═══ Material
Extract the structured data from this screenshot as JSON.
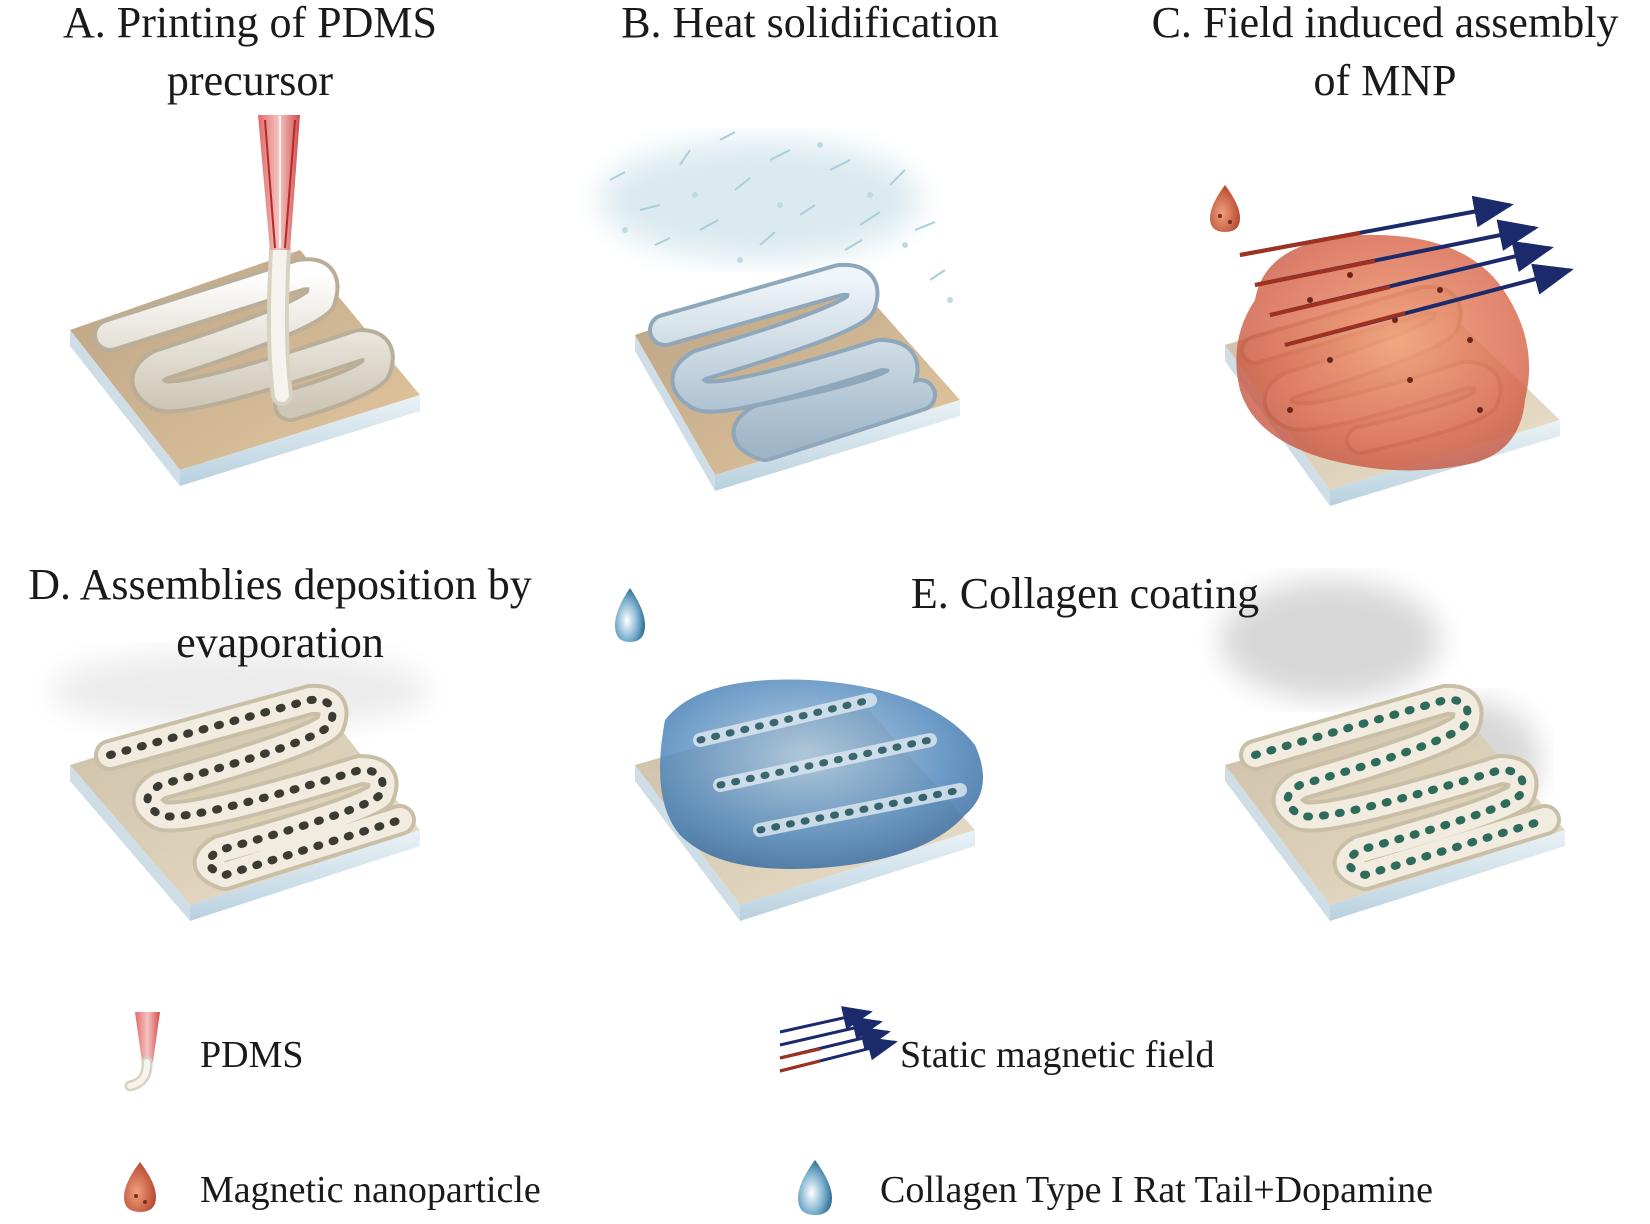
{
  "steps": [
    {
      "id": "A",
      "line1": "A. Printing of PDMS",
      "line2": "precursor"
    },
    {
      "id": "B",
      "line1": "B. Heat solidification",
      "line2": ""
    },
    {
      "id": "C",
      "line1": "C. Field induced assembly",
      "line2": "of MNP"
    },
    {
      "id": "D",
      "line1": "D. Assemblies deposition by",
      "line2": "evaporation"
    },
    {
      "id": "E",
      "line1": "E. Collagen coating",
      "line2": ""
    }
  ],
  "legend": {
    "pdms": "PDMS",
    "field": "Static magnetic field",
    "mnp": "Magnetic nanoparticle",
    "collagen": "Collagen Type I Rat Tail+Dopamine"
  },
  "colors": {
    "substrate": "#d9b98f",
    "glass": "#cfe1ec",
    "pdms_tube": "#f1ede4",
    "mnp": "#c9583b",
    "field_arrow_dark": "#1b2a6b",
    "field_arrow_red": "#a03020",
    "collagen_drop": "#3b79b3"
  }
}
══════
═══ Material
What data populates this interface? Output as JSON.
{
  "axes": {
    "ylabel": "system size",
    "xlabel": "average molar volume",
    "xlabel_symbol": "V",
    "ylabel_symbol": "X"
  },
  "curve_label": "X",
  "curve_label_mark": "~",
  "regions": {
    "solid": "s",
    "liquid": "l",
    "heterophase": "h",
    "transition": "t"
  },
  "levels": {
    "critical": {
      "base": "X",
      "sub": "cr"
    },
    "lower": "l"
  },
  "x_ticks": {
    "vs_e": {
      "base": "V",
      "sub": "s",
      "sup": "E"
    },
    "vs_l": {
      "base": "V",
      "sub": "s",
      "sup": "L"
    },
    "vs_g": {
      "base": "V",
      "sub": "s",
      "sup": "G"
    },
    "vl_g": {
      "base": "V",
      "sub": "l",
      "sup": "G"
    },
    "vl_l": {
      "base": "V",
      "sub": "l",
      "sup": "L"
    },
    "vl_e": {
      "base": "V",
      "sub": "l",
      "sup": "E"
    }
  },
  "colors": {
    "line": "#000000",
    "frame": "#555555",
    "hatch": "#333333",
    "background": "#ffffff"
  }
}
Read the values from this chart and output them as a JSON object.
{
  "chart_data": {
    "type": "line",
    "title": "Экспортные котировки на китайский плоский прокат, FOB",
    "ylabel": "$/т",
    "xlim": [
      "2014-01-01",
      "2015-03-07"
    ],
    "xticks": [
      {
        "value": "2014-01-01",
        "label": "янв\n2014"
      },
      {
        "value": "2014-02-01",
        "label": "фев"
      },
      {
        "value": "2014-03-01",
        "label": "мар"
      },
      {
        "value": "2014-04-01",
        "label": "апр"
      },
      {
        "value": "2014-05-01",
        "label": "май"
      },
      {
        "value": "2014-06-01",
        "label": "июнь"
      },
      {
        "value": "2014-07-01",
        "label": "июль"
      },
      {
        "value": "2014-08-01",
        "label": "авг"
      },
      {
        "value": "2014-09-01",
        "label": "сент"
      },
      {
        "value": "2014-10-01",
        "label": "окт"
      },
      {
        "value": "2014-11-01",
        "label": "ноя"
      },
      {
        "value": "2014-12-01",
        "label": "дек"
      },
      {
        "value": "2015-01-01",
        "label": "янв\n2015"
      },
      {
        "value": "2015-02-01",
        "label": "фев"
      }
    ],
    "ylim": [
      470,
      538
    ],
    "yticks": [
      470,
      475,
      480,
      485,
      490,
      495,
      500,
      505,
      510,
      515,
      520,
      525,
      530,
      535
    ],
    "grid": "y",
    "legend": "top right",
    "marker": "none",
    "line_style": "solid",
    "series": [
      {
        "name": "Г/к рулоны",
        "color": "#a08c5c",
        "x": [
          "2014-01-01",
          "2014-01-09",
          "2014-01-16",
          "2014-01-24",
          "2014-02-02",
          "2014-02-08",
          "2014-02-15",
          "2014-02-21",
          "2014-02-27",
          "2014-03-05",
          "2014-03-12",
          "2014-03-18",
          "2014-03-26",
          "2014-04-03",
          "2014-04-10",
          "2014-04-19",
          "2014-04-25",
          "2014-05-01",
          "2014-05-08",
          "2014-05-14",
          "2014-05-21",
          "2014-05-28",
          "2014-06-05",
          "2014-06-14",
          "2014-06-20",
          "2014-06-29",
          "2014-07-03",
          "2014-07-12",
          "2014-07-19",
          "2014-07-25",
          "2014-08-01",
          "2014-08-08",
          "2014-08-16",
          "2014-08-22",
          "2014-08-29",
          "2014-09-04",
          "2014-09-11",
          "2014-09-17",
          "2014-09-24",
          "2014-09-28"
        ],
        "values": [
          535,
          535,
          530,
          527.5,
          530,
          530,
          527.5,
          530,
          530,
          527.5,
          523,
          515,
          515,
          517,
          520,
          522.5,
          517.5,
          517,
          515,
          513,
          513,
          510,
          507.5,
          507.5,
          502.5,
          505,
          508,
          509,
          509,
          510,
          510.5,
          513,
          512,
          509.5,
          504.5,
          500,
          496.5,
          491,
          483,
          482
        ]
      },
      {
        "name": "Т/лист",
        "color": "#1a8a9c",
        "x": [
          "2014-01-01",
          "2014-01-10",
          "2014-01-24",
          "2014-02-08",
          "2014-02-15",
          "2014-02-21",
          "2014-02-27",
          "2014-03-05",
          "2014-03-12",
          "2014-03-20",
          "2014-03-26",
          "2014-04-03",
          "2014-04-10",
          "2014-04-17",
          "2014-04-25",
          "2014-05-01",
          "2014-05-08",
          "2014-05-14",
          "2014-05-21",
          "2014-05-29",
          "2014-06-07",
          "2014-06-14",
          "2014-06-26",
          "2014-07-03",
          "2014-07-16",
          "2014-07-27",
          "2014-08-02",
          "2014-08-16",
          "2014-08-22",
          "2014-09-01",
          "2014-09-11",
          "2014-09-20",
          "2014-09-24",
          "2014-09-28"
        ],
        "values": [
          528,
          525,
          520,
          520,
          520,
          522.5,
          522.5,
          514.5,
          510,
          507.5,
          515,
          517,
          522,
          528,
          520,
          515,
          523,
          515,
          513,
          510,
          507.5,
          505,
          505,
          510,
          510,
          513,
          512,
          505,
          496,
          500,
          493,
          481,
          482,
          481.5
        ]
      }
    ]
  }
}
══════
• **Task to complete**
Identify lines with the string "from". Copy each one.

• **Written reply**
Extract the structured data from this screenshot as JSON.
Read the values from this chart and output them as a JSON object.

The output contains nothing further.